## [Entries from a visual dataset]
::::::::::

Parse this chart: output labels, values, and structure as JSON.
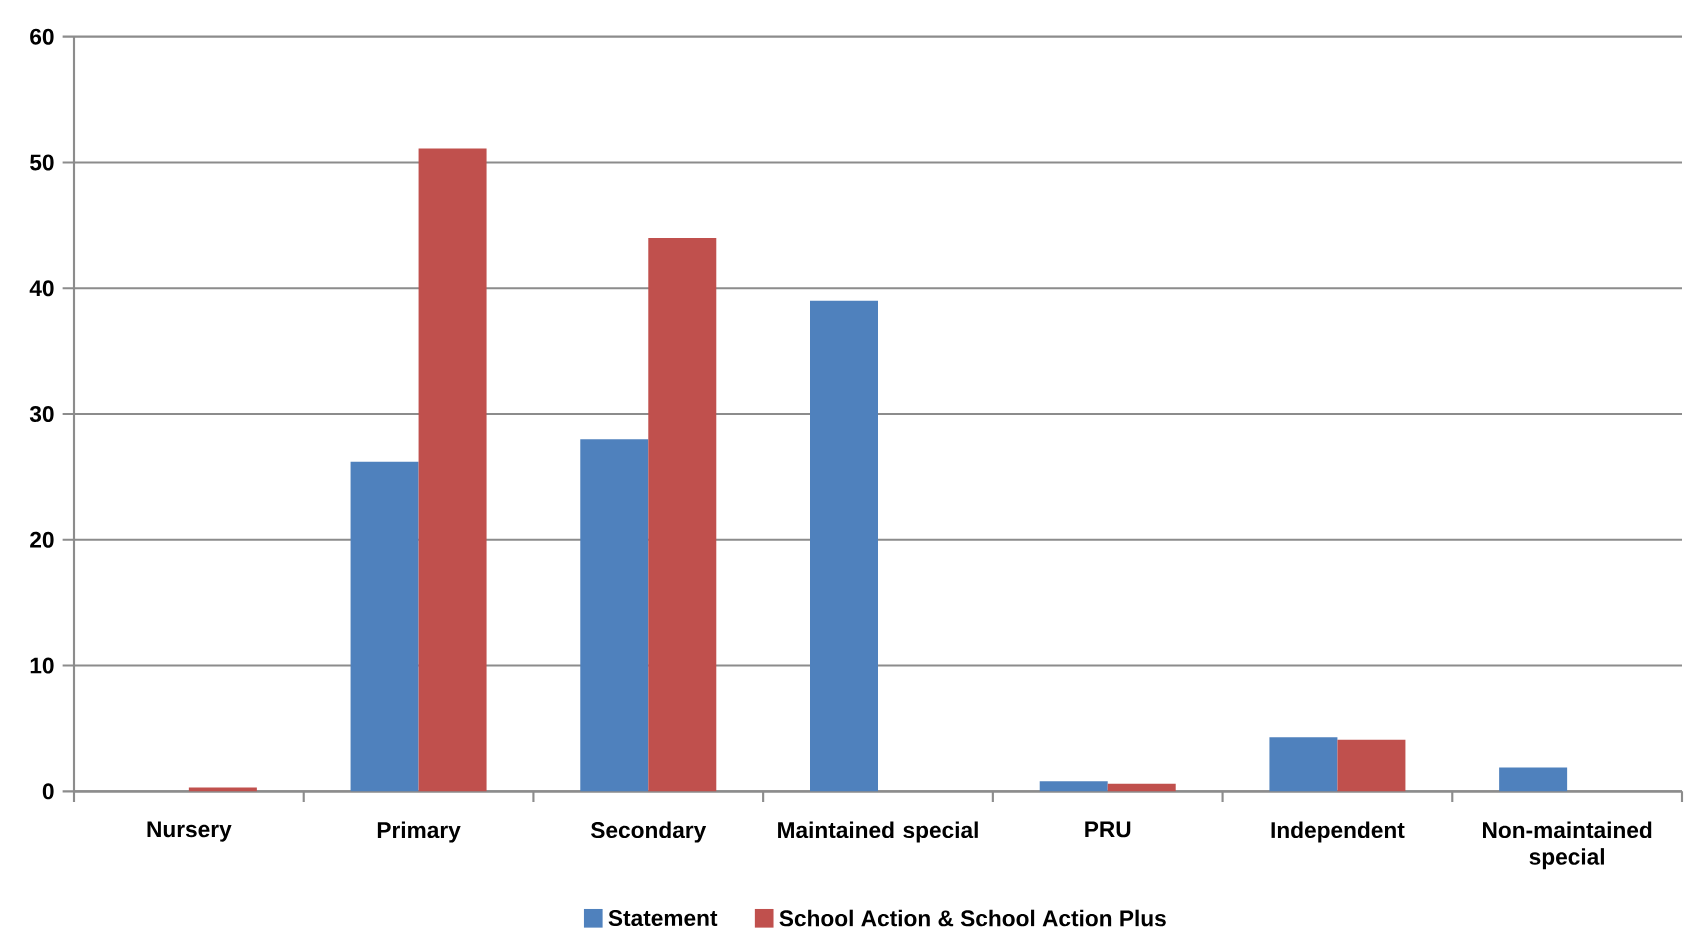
{
  "chart_data": {
    "type": "bar",
    "categories": [
      "Nursery",
      "Primary",
      "Secondary",
      "Maintained special",
      "PRU",
      "Independent",
      "Non-maintained special"
    ],
    "series": [
      {
        "name": "Statement",
        "color": "#4f81bd",
        "values": [
          0,
          26.2,
          28,
          39,
          0.8,
          4.3,
          1.9
        ]
      },
      {
        "name": "School Action & School Action Plus",
        "color": "#c0504d",
        "values": [
          0.3,
          51.1,
          44,
          0,
          0.6,
          4.1,
          0
        ]
      }
    ],
    "ylim": [
      0,
      60
    ],
    "yticks": [
      0,
      10,
      20,
      30,
      40,
      50,
      60
    ],
    "grid": "y",
    "legend": "bottom"
  }
}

::::::::::

## [CHALLENGE]
Images in the records should not be copied. Repeat all the rest exactly.

## [FINAL ANSWER]
Parse this chart: output labels, values, and structure as JSON.
{
  "chart_data": {
    "type": "bar",
    "categories": [
      "Nursery",
      "Primary",
      "Secondary",
      "Maintained special",
      "PRU",
      "Independent",
      "Non-maintained special"
    ],
    "series": [
      {
        "name": "Statement",
        "color": "#4f81bd",
        "values": [
          0,
          26.2,
          28,
          39,
          0.8,
          4.3,
          1.9
        ]
      },
      {
        "name": "School Action & School Action Plus",
        "color": "#c0504d",
        "values": [
          0.3,
          51.1,
          44,
          0,
          0.6,
          4.1,
          0
        ]
      }
    ],
    "ylim": [
      0,
      60
    ],
    "yticks": [
      0,
      10,
      20,
      30,
      40,
      50,
      60
    ],
    "grid": "y",
    "legend": "bottom"
  }
}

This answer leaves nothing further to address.